▶ [TASK INSTRUCTIONS] Give back a single number, the count of lines containing the word "Countries".

□ □ □

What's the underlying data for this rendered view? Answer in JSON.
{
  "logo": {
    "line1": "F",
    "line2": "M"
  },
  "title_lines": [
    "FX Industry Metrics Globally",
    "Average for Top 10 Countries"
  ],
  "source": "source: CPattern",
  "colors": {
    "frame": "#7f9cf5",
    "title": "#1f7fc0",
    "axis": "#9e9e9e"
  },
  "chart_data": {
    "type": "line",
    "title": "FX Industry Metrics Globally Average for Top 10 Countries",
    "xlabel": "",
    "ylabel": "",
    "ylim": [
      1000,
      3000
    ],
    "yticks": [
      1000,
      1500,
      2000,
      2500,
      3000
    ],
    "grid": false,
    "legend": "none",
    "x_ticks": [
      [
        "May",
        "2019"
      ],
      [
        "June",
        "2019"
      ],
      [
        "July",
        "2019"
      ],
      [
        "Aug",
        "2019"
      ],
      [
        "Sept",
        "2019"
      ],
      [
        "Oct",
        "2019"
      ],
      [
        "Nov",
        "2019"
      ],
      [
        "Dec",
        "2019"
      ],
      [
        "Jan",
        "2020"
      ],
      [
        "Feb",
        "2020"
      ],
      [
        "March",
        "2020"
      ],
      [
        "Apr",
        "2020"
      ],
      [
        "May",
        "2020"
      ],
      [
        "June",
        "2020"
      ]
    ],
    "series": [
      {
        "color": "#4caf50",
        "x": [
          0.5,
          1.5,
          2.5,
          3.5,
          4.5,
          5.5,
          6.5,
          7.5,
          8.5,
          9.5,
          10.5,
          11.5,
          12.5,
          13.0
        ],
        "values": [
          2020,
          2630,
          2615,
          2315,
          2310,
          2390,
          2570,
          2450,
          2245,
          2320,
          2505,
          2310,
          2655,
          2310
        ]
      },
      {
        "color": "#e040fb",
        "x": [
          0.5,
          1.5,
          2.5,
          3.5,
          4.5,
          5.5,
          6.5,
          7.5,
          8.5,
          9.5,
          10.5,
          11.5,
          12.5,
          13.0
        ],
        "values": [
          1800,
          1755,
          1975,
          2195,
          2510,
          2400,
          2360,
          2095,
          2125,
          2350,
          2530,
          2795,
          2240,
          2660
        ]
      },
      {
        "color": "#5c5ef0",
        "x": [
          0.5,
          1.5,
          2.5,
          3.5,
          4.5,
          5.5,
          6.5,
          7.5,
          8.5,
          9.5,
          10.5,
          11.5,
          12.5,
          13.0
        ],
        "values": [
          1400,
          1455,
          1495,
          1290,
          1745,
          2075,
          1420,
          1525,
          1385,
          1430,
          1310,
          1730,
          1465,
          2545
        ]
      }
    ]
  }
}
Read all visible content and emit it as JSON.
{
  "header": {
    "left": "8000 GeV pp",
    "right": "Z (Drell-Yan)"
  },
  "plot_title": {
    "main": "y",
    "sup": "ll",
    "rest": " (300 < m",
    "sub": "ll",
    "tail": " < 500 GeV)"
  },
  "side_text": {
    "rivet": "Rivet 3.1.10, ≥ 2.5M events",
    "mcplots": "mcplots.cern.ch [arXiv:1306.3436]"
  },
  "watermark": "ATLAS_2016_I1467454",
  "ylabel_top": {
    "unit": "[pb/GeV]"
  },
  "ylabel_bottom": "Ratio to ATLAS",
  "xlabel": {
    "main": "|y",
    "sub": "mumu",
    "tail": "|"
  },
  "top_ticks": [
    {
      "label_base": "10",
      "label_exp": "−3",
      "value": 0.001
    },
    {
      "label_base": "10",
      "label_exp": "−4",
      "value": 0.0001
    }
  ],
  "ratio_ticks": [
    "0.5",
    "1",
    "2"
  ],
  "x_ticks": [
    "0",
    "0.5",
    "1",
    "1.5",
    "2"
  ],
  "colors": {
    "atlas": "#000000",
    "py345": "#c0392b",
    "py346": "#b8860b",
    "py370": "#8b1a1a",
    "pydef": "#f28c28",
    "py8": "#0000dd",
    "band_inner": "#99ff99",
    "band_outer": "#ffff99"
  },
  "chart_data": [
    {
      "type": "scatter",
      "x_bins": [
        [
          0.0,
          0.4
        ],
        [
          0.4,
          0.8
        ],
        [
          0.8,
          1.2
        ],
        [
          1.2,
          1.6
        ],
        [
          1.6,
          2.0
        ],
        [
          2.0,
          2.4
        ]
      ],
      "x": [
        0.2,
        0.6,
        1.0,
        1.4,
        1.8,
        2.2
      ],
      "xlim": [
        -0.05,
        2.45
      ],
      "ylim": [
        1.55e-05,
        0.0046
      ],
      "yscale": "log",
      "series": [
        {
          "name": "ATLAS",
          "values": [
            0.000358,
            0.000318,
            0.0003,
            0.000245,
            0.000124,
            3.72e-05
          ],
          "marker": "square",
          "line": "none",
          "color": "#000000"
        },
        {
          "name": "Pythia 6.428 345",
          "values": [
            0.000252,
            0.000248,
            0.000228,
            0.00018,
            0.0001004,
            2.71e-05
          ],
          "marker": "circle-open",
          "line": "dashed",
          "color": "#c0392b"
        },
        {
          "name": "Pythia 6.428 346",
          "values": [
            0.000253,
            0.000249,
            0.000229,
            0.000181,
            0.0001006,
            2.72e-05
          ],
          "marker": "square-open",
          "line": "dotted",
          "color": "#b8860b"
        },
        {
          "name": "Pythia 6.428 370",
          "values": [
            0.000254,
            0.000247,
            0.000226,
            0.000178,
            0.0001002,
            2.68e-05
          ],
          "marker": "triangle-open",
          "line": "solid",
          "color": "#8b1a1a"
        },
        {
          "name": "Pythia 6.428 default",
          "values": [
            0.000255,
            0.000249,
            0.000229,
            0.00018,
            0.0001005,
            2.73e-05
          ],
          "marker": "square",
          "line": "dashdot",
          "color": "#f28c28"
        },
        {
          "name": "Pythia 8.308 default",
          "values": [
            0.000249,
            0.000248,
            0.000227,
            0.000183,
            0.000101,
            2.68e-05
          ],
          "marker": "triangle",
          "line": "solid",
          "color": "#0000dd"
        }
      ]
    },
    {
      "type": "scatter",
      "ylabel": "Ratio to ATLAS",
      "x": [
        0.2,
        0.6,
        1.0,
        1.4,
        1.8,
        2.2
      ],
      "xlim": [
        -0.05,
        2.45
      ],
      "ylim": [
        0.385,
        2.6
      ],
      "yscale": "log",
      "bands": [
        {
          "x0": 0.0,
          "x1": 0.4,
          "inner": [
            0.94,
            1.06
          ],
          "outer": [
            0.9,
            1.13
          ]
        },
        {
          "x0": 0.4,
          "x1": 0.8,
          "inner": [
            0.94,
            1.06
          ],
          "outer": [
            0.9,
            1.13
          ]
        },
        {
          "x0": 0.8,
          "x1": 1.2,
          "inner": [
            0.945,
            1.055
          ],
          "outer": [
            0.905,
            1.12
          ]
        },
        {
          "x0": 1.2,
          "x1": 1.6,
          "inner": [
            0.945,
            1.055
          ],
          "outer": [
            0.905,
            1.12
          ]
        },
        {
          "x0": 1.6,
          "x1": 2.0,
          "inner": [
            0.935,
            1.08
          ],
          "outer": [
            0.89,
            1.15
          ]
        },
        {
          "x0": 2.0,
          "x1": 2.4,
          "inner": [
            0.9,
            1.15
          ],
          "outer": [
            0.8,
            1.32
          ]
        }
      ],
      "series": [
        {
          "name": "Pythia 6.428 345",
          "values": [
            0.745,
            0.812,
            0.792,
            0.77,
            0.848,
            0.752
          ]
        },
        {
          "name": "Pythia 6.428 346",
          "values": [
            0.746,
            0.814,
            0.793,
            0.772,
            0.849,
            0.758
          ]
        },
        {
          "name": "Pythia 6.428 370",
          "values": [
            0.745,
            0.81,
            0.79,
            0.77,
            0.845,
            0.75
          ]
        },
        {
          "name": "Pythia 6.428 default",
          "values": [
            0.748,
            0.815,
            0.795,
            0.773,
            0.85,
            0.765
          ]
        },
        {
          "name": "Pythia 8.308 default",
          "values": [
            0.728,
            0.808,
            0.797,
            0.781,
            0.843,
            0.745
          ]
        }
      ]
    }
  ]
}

□ □ □

▶ [RESPONSE TO THE TASK] 2